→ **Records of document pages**

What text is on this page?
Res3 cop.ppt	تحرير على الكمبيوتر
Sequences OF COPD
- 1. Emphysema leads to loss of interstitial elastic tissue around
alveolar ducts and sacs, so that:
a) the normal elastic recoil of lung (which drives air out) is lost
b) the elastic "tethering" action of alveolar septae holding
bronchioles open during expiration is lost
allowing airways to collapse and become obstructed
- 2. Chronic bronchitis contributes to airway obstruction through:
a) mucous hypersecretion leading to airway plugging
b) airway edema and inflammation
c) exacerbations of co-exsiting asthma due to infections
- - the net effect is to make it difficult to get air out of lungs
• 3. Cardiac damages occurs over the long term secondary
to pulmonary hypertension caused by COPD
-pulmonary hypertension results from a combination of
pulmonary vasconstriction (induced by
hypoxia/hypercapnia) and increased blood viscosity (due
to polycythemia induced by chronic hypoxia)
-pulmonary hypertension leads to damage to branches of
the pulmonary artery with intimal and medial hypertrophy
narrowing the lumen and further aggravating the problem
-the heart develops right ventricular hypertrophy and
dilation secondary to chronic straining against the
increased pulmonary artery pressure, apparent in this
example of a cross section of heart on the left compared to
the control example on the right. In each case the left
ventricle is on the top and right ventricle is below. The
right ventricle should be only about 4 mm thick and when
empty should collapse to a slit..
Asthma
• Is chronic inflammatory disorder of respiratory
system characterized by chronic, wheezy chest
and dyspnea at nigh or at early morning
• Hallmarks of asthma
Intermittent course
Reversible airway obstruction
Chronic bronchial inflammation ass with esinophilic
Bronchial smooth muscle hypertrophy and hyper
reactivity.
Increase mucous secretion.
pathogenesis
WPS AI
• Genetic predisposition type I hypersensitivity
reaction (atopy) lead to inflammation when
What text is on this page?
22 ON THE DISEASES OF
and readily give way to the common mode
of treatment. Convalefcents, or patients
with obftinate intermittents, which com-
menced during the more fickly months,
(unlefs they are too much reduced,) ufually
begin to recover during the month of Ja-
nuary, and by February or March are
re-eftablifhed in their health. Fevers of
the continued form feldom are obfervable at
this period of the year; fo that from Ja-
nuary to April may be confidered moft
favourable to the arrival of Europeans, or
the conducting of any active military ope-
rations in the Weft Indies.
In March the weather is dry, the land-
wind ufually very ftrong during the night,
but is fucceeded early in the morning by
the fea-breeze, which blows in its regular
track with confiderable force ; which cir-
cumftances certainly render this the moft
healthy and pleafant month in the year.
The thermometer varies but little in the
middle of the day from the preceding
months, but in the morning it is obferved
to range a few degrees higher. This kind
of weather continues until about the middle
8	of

→ **EXERCISE DESCRIPTION**
What you return should match the entries above exactly.

→ **COMPLETED TASK**
What text is on this page?
Res3 cop.ppt	تحرير على الكمبيوتر
Sequences OF COPD
- 1. Emphysema leads to loss of interstitial elastic tissue around
alveolar ducts and sacs, so that:
a) the normal elastic recoil of lung (which drives air out) is lost
b) the elastic "tethering" action of alveolar septae holding
bronchioles open during expiration is lost
allowing airways to collapse and become obstructed
- 2. Chronic bronchitis contributes to airway obstruction through:
a) mucous hypersecretion leading to airway plugging
b) airway edema and inflammation
c) exacerbations of co-exsiting asthma due to infections
- - the net effect is to make it difficult to get air out of lungs
• 3. Cardiac damages occurs over the long term secondary
to pulmonary hypertension caused by COPD
-pulmonary hypertension results from a combination of
pulmonary vasconstriction (induced by
hypoxia/hypercapnia) and increased blood viscosity (due
to polycythemia induced by chronic hypoxia)
-pulmonary hypertension leads to damage to branches of
the pulmonary artery with intimal and medial hypertrophy
narrowing the lumen and further aggravating the problem
-the heart develops right ventricular hypertrophy and
dilation secondary to chronic straining against the
increased pulmonary artery pressure, apparent in this
example of a cross section of heart on the left compared to
the control example on the right. In each case the left
ventricle is on the top and right ventricle is below. The
right ventricle should be only about 4 mm thick and when
empty should collapse to a slit..
Asthma
• Is chronic inflammatory disorder of respiratory
system characterized by chronic, wheezy chest
and dyspnea at nigh or at early morning
• Hallmarks of asthma
Intermittent course
Reversible airway obstruction
Chronic bronchial inflammation ass with esinophilic
Bronchial smooth muscle hypertrophy and hyper
reactivity.
Increase mucous secretion.
pathogenesis
WPS AI
• Genetic predisposition type I hypersensitivity
reaction (atopy) lead to inflammation when
What text is on this page?
22 ON THE DISEASES OF
and readily give way to the common mode
of treatment. Convalefcents, or patients
with obftinate intermittents, which com-
menced during the more fickly months,
(unlefs they are too much reduced,) ufually
begin to recover during the month of Ja-
nuary, and by February or March are
re-eftablifhed in their health. Fevers of
the continued form feldom are obfervable at
this period of the year; fo that from Ja-
nuary to April may be confidered moft
favourable to the arrival of Europeans, or
the conducting of any active military ope-
rations in the Weft Indies.
In March the weather is dry, the land-
wind ufually very ftrong during the night,
but is fucceeded early in the morning by
the fea-breeze, which blows in its regular
track with confiderable force ; which cir-
cumftances certainly render this the moft
healthy and pleafant month in the year.
The thermometer varies but little in the
middle of the day from the preceding
months, but in the morning it is obferved
to range a few degrees higher. This kind
of weather continues until about the middle
8	of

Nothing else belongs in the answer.